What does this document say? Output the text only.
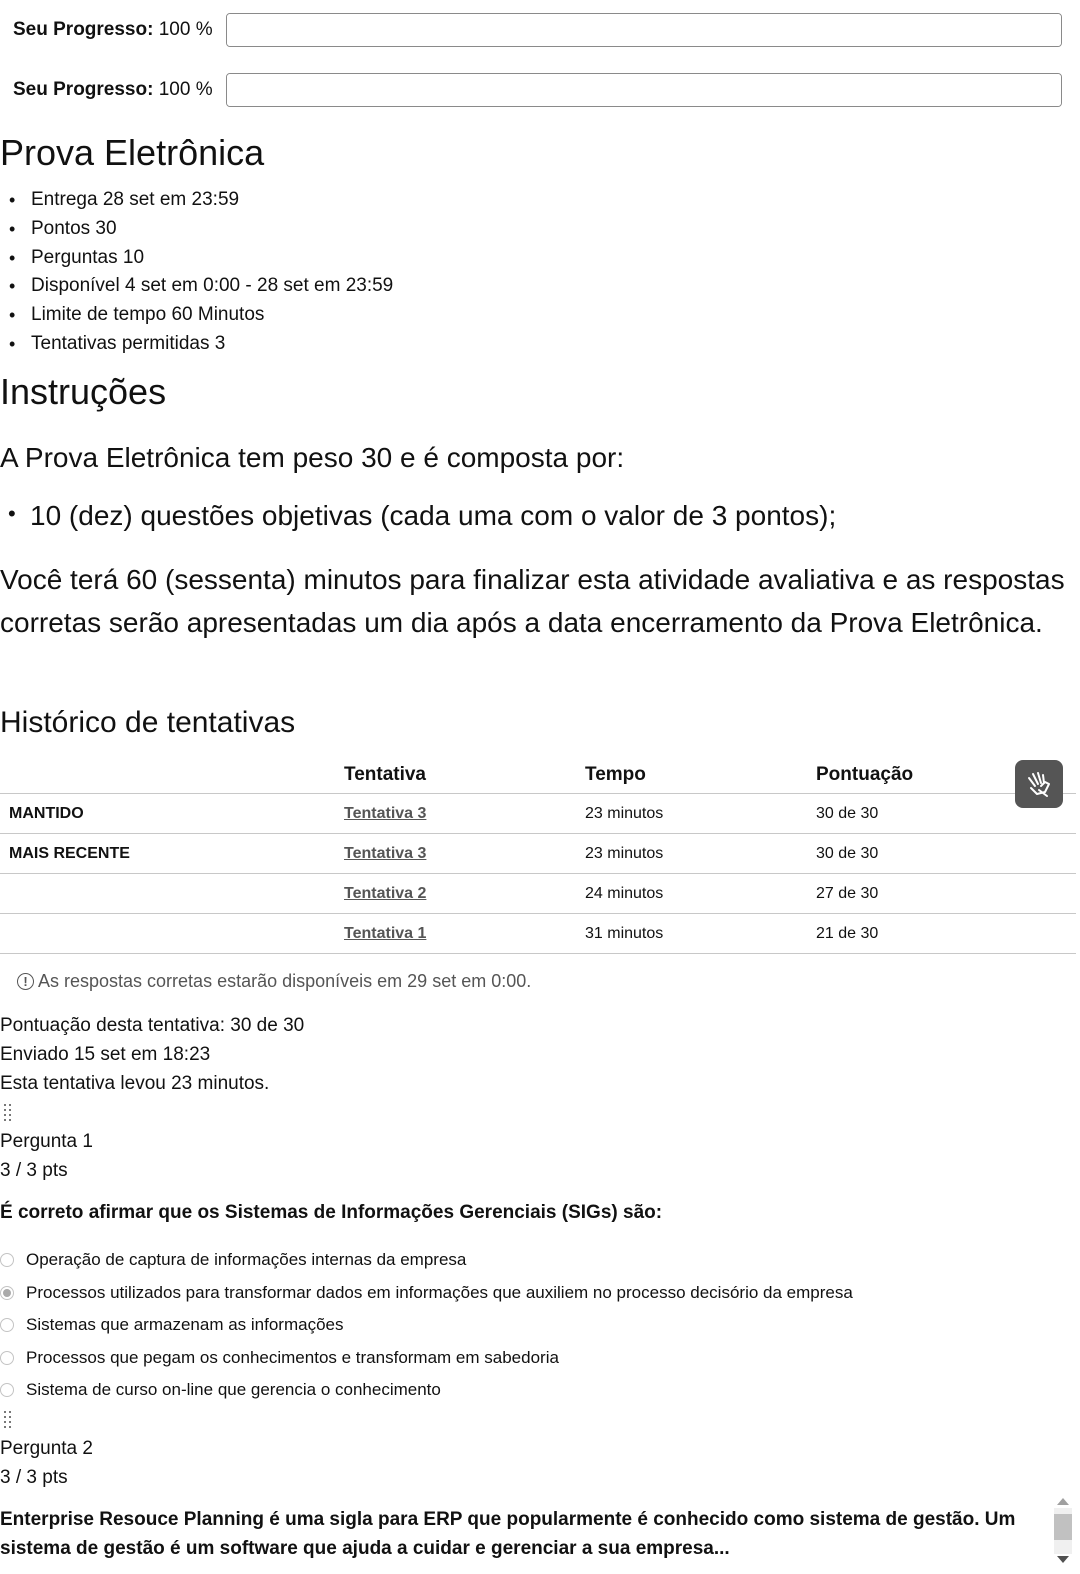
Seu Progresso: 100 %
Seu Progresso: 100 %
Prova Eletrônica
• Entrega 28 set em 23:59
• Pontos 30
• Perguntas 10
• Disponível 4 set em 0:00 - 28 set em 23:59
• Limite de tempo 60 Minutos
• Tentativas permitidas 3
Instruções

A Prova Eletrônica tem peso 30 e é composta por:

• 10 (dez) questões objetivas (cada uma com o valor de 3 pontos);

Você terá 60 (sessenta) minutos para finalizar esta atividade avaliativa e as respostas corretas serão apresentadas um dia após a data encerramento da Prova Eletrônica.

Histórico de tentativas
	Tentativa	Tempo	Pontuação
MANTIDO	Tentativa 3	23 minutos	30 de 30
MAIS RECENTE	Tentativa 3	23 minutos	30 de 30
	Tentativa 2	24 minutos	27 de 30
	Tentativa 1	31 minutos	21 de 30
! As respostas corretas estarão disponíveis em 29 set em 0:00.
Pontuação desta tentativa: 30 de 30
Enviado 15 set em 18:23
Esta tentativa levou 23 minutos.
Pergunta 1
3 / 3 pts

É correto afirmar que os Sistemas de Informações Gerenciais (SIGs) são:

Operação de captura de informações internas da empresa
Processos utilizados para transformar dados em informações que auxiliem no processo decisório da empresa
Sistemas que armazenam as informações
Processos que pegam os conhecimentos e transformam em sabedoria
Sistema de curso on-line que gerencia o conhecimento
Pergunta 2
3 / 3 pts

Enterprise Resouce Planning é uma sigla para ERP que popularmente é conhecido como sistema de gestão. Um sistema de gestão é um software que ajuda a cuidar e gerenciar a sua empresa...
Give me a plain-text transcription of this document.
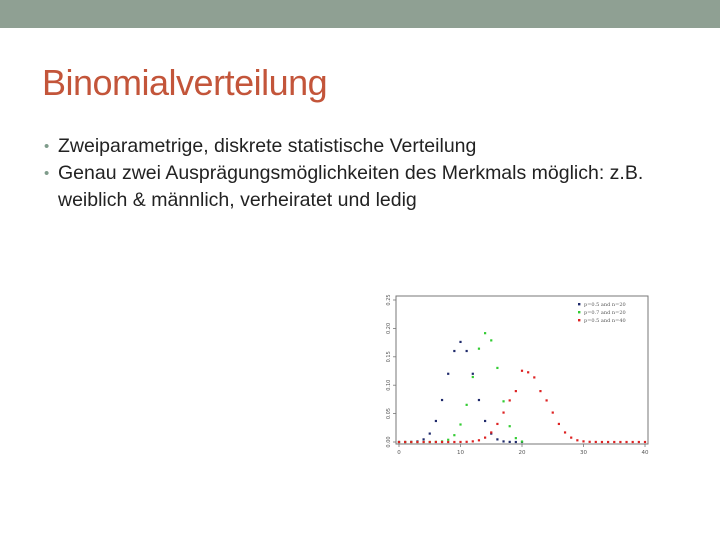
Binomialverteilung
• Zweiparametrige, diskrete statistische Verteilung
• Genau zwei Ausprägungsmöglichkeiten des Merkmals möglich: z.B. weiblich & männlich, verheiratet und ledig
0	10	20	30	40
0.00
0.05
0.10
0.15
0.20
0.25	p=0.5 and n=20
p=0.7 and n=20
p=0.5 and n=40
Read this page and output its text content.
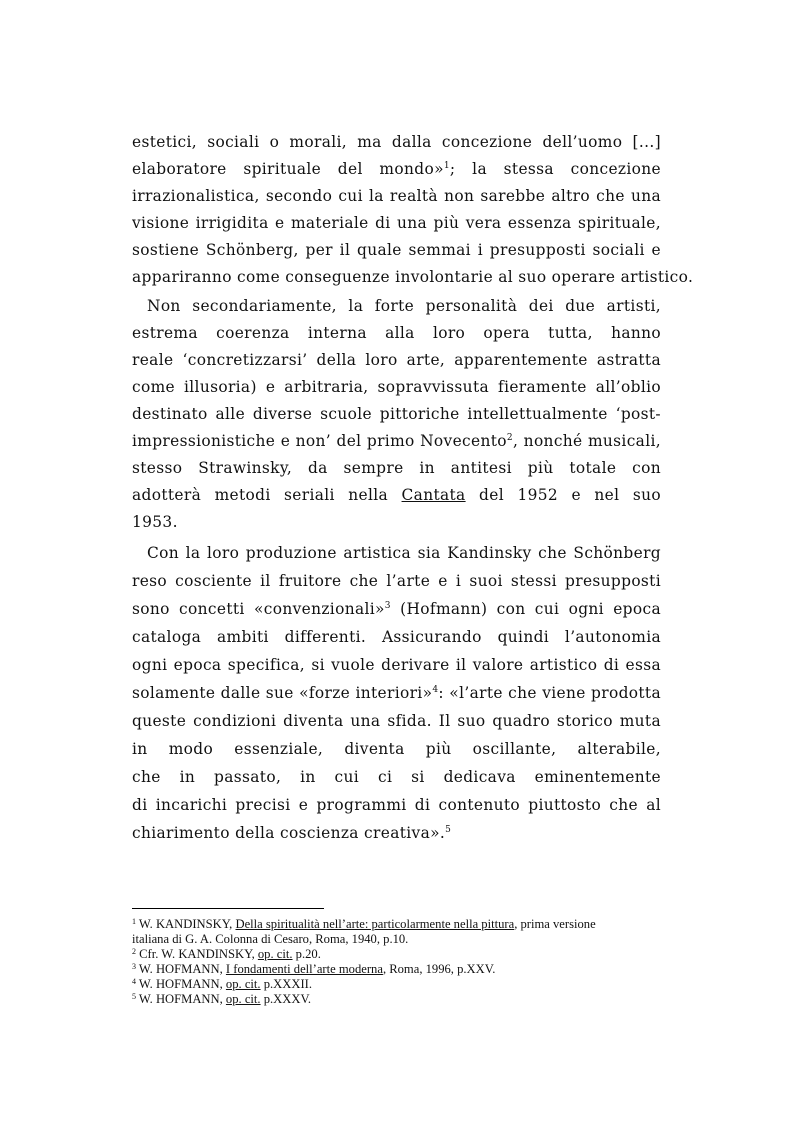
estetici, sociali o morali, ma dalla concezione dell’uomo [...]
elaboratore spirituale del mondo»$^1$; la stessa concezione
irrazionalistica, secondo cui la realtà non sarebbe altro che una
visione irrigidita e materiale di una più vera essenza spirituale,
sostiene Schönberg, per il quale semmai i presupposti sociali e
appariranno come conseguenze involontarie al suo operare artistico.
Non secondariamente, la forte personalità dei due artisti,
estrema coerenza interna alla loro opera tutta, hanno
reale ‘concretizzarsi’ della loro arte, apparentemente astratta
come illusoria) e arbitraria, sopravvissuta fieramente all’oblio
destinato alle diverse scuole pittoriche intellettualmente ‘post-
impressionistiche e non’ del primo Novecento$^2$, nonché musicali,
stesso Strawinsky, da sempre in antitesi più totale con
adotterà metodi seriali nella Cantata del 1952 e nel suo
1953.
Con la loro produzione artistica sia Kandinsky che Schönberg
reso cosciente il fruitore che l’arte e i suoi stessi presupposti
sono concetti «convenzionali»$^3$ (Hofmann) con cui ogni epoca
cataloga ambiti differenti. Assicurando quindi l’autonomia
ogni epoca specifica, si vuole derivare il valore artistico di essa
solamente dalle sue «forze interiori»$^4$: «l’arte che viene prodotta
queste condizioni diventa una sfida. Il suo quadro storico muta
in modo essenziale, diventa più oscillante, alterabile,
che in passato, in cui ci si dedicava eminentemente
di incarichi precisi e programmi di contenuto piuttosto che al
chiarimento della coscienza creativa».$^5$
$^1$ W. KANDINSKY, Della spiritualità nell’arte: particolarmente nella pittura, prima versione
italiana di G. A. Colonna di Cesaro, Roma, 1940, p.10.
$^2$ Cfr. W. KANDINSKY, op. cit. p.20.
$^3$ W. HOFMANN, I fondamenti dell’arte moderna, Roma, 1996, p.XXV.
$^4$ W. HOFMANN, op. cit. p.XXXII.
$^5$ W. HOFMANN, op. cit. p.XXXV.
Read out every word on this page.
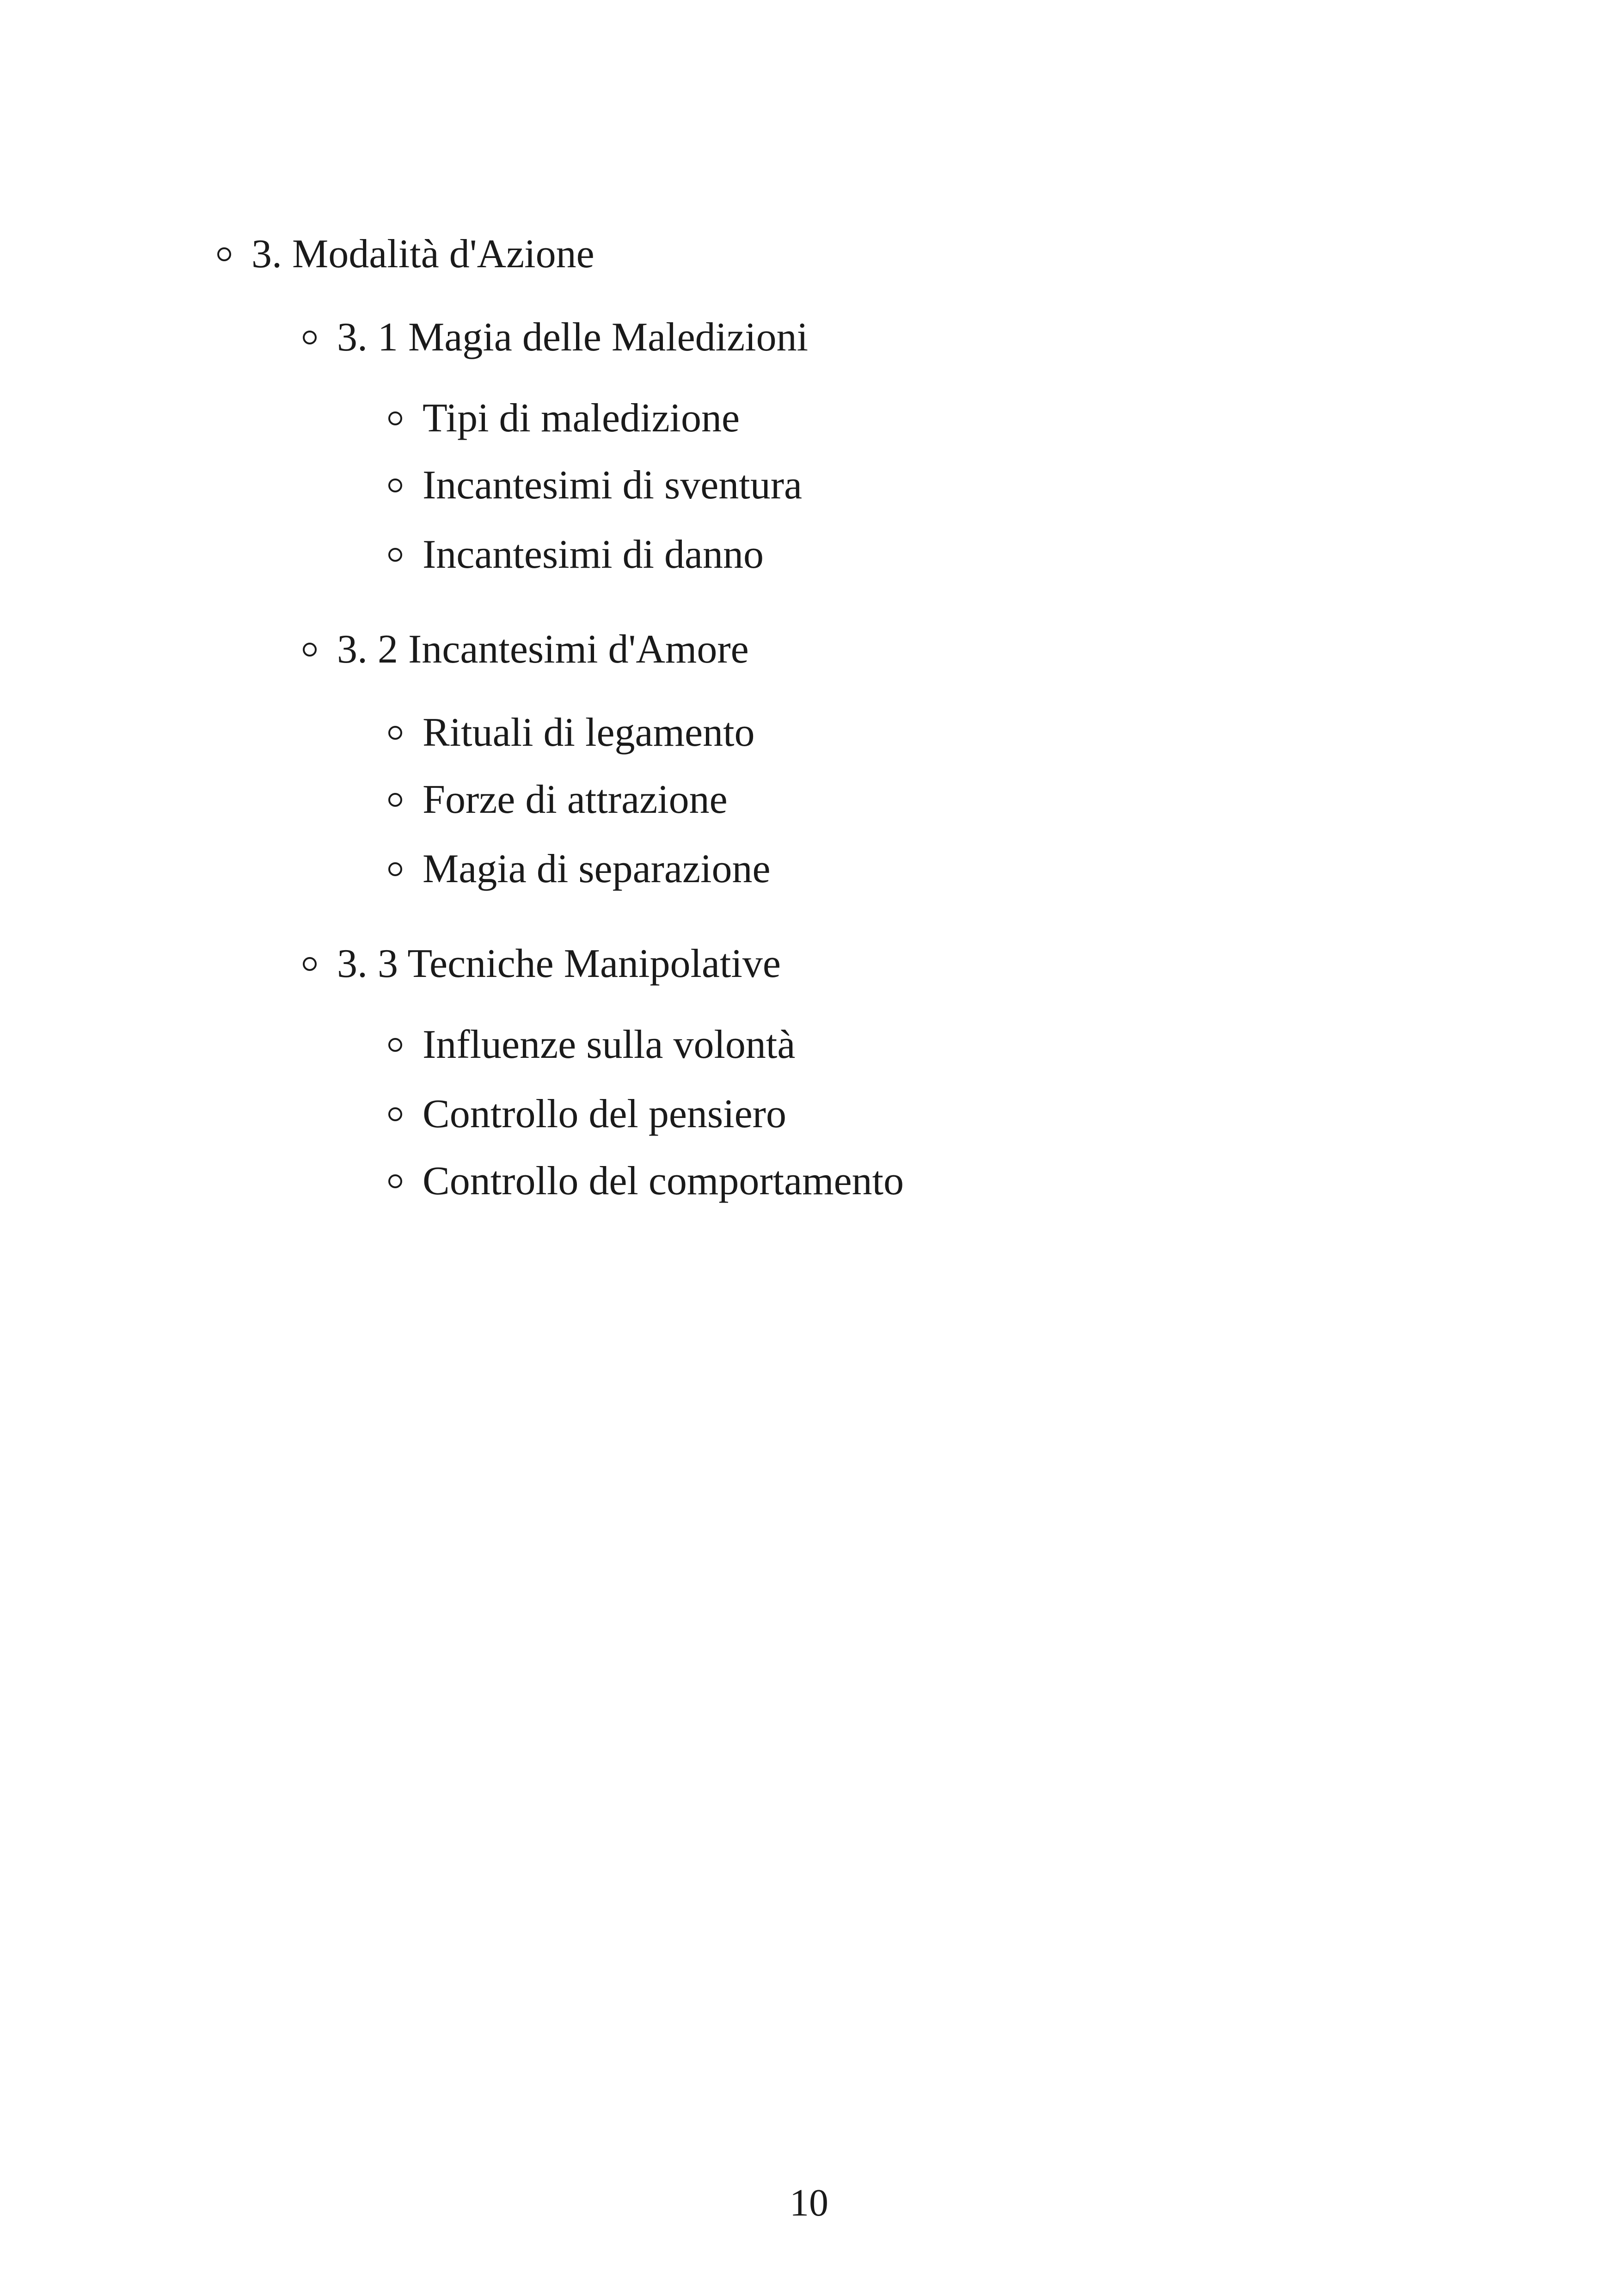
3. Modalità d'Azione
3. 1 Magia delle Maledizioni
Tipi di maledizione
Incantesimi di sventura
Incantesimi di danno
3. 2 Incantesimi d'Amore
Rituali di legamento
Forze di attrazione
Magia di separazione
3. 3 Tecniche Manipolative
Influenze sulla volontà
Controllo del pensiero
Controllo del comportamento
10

+ + + + +

* **Description of the task**
Locate all lines in the listing above with the word "empresa". Copy them.

* **Exercise result**
Operação de captura de informações internas da empresa
Processos utilizados para transformar dados em informações que auxiliem no processo decisório da empresa
Enterprise Resouce Planning é uma sigla para ERP que popularmente é conhecido como sistema de gestão. Um sistema de gestão é um software que ajuda a cuidar e gerenciar a sua empresa...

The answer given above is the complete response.